• [Data extract]:
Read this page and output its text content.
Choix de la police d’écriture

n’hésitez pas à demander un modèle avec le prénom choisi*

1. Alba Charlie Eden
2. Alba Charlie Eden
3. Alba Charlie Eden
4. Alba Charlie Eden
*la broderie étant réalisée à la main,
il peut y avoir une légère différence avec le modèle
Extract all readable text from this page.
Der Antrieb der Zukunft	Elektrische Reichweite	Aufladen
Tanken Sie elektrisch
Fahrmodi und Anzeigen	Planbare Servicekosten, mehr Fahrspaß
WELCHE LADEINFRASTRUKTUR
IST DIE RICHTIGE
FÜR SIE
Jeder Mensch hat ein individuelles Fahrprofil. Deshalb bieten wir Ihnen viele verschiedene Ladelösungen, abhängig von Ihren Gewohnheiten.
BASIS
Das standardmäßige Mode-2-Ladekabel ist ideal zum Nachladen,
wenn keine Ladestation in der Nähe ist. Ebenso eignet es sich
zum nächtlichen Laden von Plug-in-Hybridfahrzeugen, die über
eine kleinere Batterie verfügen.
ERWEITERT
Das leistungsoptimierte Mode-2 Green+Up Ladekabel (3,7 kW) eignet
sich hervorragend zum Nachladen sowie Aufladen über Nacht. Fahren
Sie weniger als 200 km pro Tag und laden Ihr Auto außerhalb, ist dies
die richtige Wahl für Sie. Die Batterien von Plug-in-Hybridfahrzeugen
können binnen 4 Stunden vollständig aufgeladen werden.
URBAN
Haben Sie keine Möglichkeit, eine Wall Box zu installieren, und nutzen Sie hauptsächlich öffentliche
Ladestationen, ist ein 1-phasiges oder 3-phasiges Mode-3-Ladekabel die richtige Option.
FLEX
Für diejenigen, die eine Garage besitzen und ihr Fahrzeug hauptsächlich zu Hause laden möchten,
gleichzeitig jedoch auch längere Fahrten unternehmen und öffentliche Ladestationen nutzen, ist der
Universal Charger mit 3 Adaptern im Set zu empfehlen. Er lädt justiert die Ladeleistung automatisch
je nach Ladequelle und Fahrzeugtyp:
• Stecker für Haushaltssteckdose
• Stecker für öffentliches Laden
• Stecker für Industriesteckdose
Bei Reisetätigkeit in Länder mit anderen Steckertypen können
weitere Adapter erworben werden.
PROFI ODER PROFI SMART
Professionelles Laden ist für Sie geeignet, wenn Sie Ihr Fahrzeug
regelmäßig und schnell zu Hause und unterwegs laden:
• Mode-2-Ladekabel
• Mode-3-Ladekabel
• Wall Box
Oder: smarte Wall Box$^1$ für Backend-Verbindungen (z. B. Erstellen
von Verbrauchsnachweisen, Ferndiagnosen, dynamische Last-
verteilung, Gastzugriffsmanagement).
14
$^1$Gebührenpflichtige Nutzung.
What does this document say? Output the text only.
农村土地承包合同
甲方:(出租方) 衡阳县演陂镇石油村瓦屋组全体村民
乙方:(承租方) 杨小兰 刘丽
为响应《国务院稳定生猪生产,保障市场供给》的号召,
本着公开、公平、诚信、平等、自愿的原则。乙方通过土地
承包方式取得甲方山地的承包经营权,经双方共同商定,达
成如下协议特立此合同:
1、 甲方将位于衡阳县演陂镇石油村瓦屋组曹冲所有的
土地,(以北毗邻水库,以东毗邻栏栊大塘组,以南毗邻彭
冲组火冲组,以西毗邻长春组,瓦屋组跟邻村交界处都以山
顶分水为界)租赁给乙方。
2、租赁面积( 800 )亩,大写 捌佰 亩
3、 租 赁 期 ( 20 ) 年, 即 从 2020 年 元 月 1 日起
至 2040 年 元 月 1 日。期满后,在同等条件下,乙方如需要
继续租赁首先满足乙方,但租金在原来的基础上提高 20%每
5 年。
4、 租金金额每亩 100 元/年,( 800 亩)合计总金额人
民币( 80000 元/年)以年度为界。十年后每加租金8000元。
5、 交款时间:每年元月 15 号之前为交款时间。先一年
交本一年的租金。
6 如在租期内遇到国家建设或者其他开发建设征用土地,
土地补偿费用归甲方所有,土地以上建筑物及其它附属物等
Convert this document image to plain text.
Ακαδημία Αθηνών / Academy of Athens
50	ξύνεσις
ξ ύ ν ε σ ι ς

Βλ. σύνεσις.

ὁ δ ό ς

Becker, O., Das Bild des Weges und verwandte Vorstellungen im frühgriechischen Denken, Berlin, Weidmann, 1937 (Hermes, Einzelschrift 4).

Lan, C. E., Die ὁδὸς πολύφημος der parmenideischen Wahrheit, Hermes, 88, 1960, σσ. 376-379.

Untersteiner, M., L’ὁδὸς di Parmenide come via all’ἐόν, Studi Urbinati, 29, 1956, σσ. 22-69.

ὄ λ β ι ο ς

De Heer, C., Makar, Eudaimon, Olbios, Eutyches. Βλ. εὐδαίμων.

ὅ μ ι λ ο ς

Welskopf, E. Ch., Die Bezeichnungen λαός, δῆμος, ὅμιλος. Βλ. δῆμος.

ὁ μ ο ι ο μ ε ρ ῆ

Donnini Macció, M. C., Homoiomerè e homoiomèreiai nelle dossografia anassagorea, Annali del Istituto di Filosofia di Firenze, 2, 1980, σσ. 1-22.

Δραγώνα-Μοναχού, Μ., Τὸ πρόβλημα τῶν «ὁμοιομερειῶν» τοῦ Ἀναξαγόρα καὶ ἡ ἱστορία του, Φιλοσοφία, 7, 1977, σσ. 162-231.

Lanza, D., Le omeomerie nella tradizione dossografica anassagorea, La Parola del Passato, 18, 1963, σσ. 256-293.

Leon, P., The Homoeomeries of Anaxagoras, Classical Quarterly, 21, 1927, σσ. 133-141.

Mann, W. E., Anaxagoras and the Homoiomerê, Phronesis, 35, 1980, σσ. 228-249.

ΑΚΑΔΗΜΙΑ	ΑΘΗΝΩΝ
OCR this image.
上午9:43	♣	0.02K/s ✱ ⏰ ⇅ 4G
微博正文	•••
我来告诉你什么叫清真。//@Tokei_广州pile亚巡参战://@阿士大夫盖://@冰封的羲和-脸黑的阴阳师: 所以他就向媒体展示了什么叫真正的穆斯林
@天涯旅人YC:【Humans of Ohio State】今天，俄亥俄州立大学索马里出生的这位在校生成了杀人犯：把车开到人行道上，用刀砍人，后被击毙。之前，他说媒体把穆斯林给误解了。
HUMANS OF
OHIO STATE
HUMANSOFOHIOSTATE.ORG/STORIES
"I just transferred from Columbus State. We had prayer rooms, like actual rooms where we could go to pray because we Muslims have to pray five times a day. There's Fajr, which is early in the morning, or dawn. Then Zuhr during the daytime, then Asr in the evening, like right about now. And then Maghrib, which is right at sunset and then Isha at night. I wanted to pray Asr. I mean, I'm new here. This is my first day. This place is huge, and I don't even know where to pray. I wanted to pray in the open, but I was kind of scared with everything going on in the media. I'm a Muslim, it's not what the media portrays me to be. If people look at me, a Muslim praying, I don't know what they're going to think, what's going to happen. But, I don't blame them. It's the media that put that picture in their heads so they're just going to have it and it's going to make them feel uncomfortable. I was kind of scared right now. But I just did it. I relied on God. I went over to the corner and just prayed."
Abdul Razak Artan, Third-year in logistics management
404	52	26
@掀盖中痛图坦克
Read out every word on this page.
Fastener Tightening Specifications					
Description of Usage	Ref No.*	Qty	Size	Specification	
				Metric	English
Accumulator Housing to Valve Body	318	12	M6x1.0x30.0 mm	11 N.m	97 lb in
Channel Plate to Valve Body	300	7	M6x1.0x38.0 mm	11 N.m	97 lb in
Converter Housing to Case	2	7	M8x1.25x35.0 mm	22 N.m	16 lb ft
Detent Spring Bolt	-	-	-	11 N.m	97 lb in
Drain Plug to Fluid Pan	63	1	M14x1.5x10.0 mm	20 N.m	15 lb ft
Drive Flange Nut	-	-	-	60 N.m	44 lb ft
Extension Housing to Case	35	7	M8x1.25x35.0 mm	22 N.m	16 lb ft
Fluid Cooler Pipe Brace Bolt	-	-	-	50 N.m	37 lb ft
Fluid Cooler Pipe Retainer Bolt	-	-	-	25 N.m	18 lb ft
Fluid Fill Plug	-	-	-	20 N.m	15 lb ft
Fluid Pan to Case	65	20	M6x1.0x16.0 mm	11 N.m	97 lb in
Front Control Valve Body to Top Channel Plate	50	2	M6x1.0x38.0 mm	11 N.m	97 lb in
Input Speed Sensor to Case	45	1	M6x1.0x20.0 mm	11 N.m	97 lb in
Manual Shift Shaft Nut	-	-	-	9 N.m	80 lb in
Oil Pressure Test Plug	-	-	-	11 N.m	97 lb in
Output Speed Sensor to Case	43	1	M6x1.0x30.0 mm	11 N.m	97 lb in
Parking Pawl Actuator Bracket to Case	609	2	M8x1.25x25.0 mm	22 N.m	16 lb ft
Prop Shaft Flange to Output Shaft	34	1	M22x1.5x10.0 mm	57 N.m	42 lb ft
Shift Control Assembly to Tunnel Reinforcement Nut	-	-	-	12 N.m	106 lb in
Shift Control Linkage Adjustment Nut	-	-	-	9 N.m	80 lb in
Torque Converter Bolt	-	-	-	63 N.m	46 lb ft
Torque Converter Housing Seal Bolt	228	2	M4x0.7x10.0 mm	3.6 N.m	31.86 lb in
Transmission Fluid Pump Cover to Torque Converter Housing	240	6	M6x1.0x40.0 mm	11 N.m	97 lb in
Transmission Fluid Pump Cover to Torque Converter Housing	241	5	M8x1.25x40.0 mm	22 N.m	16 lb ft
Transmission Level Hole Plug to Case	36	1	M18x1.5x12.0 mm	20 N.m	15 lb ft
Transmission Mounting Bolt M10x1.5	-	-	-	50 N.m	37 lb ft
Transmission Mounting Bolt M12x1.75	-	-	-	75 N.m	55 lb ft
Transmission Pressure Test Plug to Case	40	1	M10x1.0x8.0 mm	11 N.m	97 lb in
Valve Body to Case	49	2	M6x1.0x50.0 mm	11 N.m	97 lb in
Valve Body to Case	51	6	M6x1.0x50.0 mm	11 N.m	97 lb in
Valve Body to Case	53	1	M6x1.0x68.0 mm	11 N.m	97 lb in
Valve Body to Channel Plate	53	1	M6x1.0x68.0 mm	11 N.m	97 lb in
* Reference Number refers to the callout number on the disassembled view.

• [Task objective]:
Find the lines containing "ὁδὸς" and list every one of them.

• [Complete output]:
Lan, C. E., Die ὁδὸς πολύφημος der parmenideischen Wahrheit, Hermes, 88, 1960, σσ. 376-379.
Untersteiner, M., L’ὁδὸς di Parmenide come via all’ἐόν, Studi Urbinati, 29, 1956, σσ. 22-69.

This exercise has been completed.